# [YOUR OBJECTIVE]
Your task is to print all of the data word for word.

═══ DATASET RECORDS ═══

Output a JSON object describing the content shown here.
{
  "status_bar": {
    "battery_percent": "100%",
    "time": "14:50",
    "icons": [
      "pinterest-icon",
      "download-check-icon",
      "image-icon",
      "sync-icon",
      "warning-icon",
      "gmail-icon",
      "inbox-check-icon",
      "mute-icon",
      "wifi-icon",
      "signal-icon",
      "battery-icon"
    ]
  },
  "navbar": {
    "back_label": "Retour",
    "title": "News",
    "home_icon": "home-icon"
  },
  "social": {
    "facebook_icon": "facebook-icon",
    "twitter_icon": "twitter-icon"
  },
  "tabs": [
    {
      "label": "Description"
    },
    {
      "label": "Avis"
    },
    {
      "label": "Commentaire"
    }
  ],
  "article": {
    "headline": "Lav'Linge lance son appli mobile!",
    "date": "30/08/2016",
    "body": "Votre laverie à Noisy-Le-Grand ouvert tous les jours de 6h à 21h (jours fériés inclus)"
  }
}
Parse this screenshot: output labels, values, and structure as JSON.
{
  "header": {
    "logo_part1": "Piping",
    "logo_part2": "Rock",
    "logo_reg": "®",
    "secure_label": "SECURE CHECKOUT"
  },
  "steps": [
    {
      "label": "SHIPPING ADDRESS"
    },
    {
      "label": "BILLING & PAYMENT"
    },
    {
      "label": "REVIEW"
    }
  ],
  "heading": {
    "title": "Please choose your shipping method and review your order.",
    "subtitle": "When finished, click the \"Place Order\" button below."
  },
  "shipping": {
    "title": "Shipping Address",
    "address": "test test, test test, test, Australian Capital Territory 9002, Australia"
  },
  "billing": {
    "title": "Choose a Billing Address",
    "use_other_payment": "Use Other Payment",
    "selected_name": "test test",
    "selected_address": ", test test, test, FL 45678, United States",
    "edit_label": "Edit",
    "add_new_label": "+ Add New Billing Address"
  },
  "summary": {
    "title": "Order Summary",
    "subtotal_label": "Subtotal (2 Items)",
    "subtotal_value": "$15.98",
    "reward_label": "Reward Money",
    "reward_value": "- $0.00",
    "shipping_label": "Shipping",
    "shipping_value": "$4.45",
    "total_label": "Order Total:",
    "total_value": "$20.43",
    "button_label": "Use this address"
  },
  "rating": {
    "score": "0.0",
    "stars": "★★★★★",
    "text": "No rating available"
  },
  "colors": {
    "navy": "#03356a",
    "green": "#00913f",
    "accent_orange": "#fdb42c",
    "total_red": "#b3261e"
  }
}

═══

# [FINAL ANSWER]
Output a JSON object describing the content shown here.
{
  "status_bar": {
    "battery_percent": "100%",
    "time": "14:50",
    "icons": [
      "pinterest-icon",
      "download-check-icon",
      "image-icon",
      "sync-icon",
      "warning-icon",
      "gmail-icon",
      "inbox-check-icon",
      "mute-icon",
      "wifi-icon",
      "signal-icon",
      "battery-icon"
    ]
  },
  "navbar": {
    "back_label": "Retour",
    "title": "News",
    "home_icon": "home-icon"
  },
  "social": {
    "facebook_icon": "facebook-icon",
    "twitter_icon": "twitter-icon"
  },
  "tabs": [
    {
      "label": "Description"
    },
    {
      "label": "Avis"
    },
    {
      "label": "Commentaire"
    }
  ],
  "article": {
    "headline": "Lav'Linge lance son appli mobile!",
    "date": "30/08/2016",
    "body": "Votre laverie à Noisy-Le-Grand ouvert tous les jours de 6h à 21h (jours fériés inclus)"
  }
}
Parse this screenshot: output labels, values, and structure as JSON.
{
  "header": {
    "logo_part1": "Piping",
    "logo_part2": "Rock",
    "logo_reg": "®",
    "secure_label": "SECURE CHECKOUT"
  },
  "steps": [
    {
      "label": "SHIPPING ADDRESS"
    },
    {
      "label": "BILLING & PAYMENT"
    },
    {
      "label": "REVIEW"
    }
  ],
  "heading": {
    "title": "Please choose your shipping method and review your order.",
    "subtitle": "When finished, click the \"Place Order\" button below."
  },
  "shipping": {
    "title": "Shipping Address",
    "address": "test test, test test, test, Australian Capital Territory 9002, Australia"
  },
  "billing": {
    "title": "Choose a Billing Address",
    "use_other_payment": "Use Other Payment",
    "selected_name": "test test",
    "selected_address": ", test test, test, FL 45678, United States",
    "edit_label": "Edit",
    "add_new_label": "+ Add New Billing Address"
  },
  "summary": {
    "title": "Order Summary",
    "subtotal_label": "Subtotal (2 Items)",
    "subtotal_value": "$15.98",
    "reward_label": "Reward Money",
    "reward_value": "- $0.00",
    "shipping_label": "Shipping",
    "shipping_value": "$4.45",
    "total_label": "Order Total:",
    "total_value": "$20.43",
    "button_label": "Use this address"
  },
  "rating": {
    "score": "0.0",
    "stars": "★★★★★",
    "text": "No rating available"
  },
  "colors": {
    "navy": "#03356a",
    "green": "#00913f",
    "accent_orange": "#fdb42c",
    "total_red": "#b3261e"
  }
}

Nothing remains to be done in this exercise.